───── Input for this task ─────

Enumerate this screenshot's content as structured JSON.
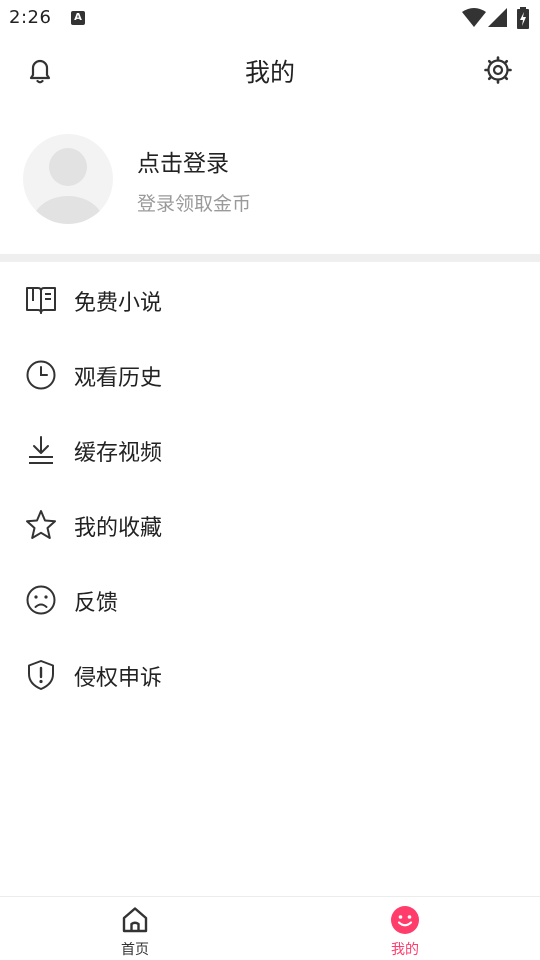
{
  "status_bar": {
    "time": "2:26",
    "notification_glyph": "A"
  },
  "header": {
    "title": "我的",
    "left_icon": "bell-icon",
    "right_icon": "gear-icon"
  },
  "profile": {
    "login_title": "点击登录",
    "login_subtitle": "登录领取金币"
  },
  "menu": {
    "items": [
      {
        "label": "免费小说",
        "icon": "book-icon"
      },
      {
        "label": "观看历史",
        "icon": "clock-icon"
      },
      {
        "label": "缓存视频",
        "icon": "download-icon"
      },
      {
        "label": "我的收藏",
        "icon": "star-icon"
      },
      {
        "label": "反馈",
        "icon": "sad-face-icon"
      },
      {
        "label": "侵权申诉",
        "icon": "shield-alert-icon"
      }
    ]
  },
  "bottom_nav": {
    "home_label": "首页",
    "mine_label": "我的",
    "active_tab": "我的"
  },
  "colors": {
    "accent": "#ff3c6a",
    "text_primary": "#222222",
    "text_secondary": "#9a9a9a",
    "divider": "#efefef"
  }
}
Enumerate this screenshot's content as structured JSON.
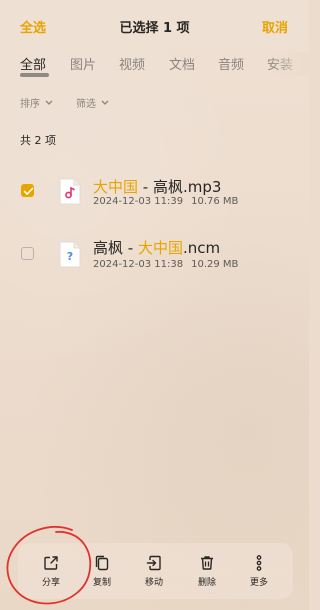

─────

### Your objective
Each entry must be retyped word for word, with every image omitted.

### Completed task
Enumerate this screenshot's content as structured JSON.
{
  "status_bar": {
    "time": "2:26",
    "notification_glyph": "A"
  },
  "header": {
    "title": "我的",
    "left_icon": "bell-icon",
    "right_icon": "gear-icon"
  },
  "profile": {
    "login_title": "点击登录",
    "login_subtitle": "登录领取金币"
  },
  "menu": {
    "items": [
      {
        "label": "免费小说",
        "icon": "book-icon"
      },
      {
        "label": "观看历史",
        "icon": "clock-icon"
      },
      {
        "label": "缓存视频",
        "icon": "download-icon"
      },
      {
        "label": "我的收藏",
        "icon": "star-icon"
      },
      {
        "label": "反馈",
        "icon": "sad-face-icon"
      },
      {
        "label": "侵权申诉",
        "icon": "shield-alert-icon"
      }
    ]
  },
  "bottom_nav": {
    "home_label": "首页",
    "mine_label": "我的",
    "active_tab": "我的"
  },
  "colors": {
    "accent": "#ff3c6a",
    "text_primary": "#222222",
    "text_secondary": "#9a9a9a",
    "divider": "#efefef"
  }
}
Enumerate this screenshot's content as structured JSON.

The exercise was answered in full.